_DATA SUPPLIED_.
§ §
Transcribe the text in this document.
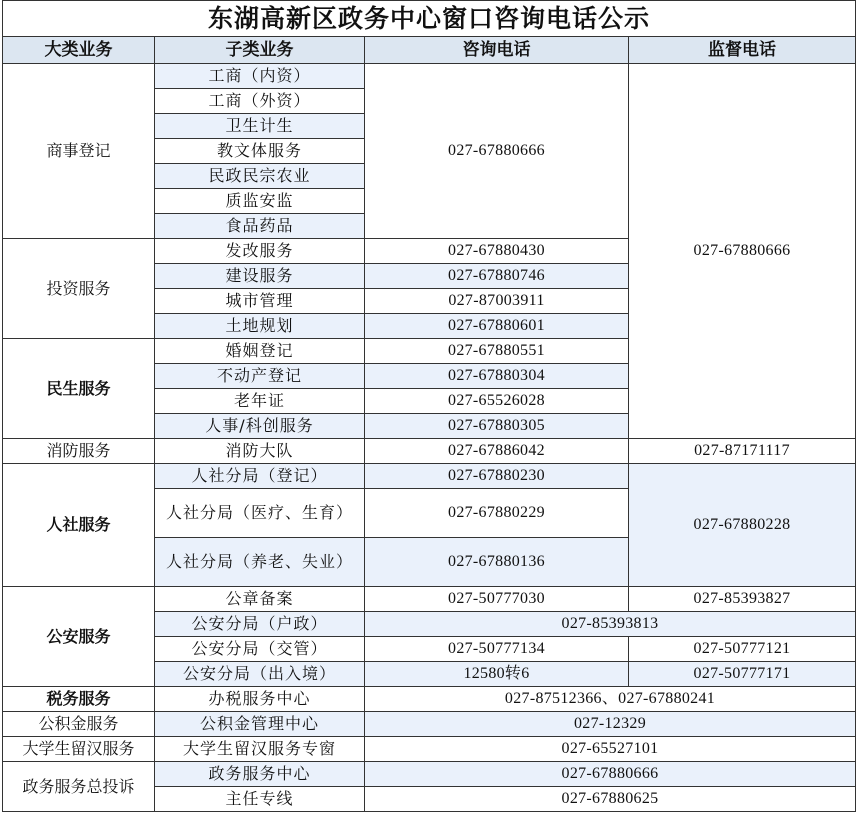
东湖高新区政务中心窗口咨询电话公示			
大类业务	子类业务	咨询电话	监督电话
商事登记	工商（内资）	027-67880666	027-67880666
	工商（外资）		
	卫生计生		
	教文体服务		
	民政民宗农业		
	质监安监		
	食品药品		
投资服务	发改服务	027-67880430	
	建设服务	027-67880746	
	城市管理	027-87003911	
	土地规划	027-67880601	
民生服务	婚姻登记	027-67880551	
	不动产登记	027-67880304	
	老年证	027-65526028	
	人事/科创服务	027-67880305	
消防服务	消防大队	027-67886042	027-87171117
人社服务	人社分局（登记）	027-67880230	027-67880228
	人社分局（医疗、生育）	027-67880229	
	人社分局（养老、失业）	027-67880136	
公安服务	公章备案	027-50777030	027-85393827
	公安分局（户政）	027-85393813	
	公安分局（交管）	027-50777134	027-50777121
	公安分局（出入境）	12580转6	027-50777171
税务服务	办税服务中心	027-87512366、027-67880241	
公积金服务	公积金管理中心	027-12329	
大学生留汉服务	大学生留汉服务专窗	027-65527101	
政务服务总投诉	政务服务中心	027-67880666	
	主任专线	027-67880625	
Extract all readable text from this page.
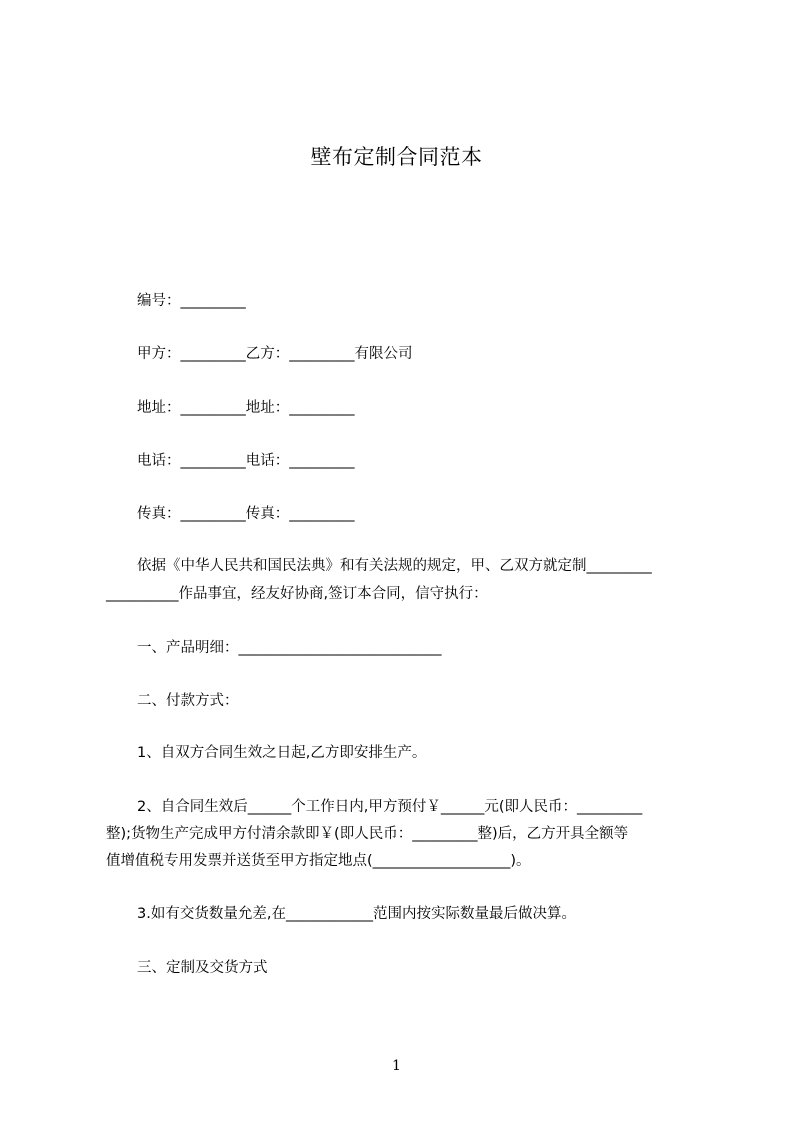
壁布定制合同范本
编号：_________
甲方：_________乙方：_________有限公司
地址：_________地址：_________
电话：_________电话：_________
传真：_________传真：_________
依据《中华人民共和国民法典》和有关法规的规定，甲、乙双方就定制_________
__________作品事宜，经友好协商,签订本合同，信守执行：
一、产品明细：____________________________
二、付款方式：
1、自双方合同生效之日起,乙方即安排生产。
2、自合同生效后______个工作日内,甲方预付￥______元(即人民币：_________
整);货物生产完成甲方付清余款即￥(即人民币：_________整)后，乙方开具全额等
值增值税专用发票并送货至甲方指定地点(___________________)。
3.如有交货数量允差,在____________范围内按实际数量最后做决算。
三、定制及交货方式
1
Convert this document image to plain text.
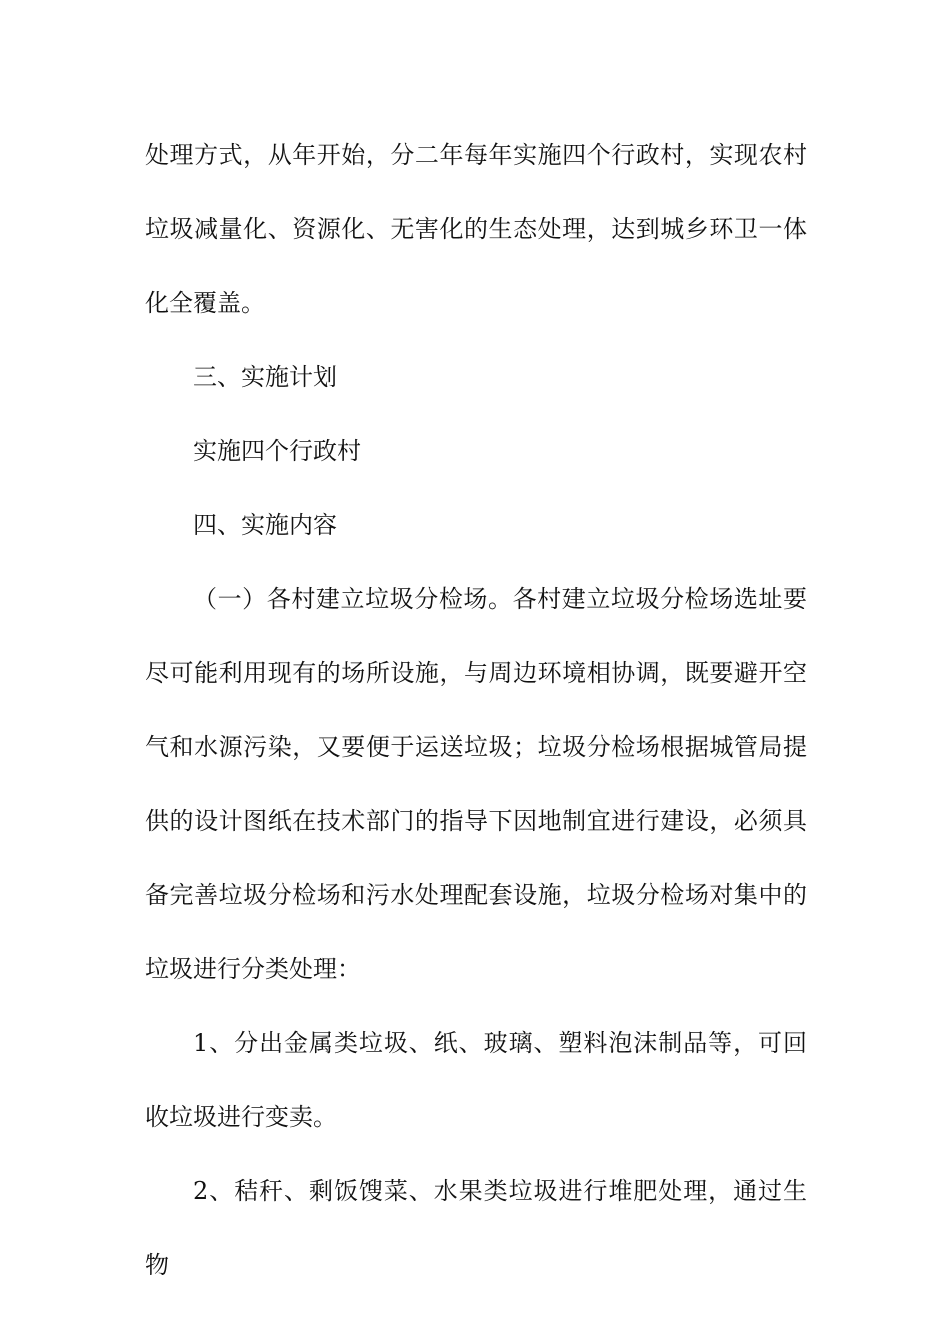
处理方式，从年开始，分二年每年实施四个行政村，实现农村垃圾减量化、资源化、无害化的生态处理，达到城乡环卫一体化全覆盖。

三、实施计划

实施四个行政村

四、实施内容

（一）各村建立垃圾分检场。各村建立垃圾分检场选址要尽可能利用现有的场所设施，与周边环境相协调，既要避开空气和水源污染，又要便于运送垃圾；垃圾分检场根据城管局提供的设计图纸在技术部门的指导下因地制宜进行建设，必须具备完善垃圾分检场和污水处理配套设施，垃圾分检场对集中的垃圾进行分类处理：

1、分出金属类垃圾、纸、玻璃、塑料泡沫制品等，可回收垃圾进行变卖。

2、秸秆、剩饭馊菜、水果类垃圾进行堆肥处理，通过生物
§ §
_WHAT TO PRODUCE_. In the listing above, locate each line with "人社分局" and copy it.

_EXPECTED ANSWER_.
人社服务	人社分局（登记）	027-67880230	027-67880228
	人社分局（医疗、生育）	027-67880229	
	人社分局（养老、失业）	027-67880136	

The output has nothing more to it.